▶ EXERCISE:
Find "Read out every word on this page." in the data below; transcribe the line it appears on and each line after it, exactly, to the end, and nothing else.
----
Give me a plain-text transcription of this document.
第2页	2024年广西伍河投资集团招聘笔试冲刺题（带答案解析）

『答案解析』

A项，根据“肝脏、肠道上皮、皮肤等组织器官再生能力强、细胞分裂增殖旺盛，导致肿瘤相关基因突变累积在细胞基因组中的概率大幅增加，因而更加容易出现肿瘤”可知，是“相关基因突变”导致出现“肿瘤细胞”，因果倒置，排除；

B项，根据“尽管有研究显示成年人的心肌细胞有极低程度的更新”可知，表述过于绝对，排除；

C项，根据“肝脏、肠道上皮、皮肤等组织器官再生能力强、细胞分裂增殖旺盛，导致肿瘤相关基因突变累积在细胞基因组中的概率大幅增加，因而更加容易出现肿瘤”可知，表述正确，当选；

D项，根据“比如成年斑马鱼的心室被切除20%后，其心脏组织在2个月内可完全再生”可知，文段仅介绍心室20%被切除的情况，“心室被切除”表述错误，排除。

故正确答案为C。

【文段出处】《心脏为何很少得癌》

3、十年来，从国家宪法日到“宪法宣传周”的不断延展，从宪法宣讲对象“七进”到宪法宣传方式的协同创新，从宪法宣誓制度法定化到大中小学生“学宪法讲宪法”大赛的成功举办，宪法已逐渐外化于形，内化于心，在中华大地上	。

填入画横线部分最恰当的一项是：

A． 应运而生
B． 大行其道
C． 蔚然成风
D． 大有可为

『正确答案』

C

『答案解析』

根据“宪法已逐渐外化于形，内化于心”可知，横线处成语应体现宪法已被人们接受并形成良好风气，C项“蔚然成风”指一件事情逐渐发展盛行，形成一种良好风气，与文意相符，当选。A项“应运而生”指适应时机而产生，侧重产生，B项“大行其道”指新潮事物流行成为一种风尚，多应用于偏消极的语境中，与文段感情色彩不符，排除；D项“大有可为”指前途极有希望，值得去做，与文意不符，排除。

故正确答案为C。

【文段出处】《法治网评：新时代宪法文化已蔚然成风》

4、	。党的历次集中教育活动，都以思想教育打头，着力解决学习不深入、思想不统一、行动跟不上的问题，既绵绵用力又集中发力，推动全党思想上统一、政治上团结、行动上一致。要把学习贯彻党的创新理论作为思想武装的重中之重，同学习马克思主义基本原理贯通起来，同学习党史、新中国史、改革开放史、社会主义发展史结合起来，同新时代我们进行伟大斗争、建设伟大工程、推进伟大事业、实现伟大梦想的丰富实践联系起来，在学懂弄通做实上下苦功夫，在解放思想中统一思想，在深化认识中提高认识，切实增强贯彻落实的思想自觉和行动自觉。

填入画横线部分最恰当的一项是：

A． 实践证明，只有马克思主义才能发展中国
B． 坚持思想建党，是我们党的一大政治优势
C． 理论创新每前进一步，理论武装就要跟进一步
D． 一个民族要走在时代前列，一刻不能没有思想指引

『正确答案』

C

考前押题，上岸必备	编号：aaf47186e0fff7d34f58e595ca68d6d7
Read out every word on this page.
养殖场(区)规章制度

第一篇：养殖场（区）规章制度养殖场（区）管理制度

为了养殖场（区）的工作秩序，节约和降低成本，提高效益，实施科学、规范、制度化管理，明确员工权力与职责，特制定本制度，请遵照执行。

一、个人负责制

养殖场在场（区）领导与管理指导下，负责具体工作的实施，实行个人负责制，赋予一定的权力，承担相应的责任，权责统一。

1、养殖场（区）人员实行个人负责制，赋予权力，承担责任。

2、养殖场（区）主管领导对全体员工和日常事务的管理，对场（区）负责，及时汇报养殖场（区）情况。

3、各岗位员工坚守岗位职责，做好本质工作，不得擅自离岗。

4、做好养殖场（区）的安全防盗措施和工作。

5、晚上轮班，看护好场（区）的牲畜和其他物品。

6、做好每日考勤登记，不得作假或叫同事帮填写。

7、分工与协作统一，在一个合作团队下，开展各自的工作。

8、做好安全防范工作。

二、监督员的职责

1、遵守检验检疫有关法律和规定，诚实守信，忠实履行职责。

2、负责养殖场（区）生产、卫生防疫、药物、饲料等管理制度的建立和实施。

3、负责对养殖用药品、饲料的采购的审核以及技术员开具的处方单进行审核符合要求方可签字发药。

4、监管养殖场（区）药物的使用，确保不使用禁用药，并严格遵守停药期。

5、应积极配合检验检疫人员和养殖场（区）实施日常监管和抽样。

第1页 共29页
----
▶ ANSWER FOR THE TASK:
Read out every word on this page.
养殖场(区)规章制度

第一篇：养殖场（区）规章制度养殖场（区）管理制度

为了养殖场（区）的工作秩序，节约和降低成本，提高效益，实施科学、规范、制度化管理，明确员工权力与职责，特制定本制度，请遵照执行。

一、个人负责制

养殖场在场（区）领导与管理指导下，负责具体工作的实施，实行个人负责制，赋予一定的权力，承担相应的责任，权责统一。

1、养殖场（区）人员实行个人负责制，赋予权力，承担责任。

2、养殖场（区）主管领导对全体员工和日常事务的管理，对场（区）负责，及时汇报养殖场（区）情况。

3、各岗位员工坚守岗位职责，做好本质工作，不得擅自离岗。

4、做好养殖场（区）的安全防盗措施和工作。

5、晚上轮班，看护好场（区）的牲畜和其他物品。

6、做好每日考勤登记，不得作假或叫同事帮填写。

7、分工与协作统一，在一个合作团队下，开展各自的工作。

8、做好安全防范工作。

二、监督员的职责

1、遵守检验检疫有关法律和规定，诚实守信，忠实履行职责。

2、负责养殖场（区）生产、卫生防疫、药物、饲料等管理制度的建立和实施。

3、负责对养殖用药品、饲料的采购的审核以及技术员开具的处方单进行审核符合要求方可签字发药。

4、监管养殖场（区）药物的使用，确保不使用禁用药，并严格遵守停药期。

5、应积极配合检验检疫人员和养殖场（区）实施日常监管和抽样。

第1页 共29页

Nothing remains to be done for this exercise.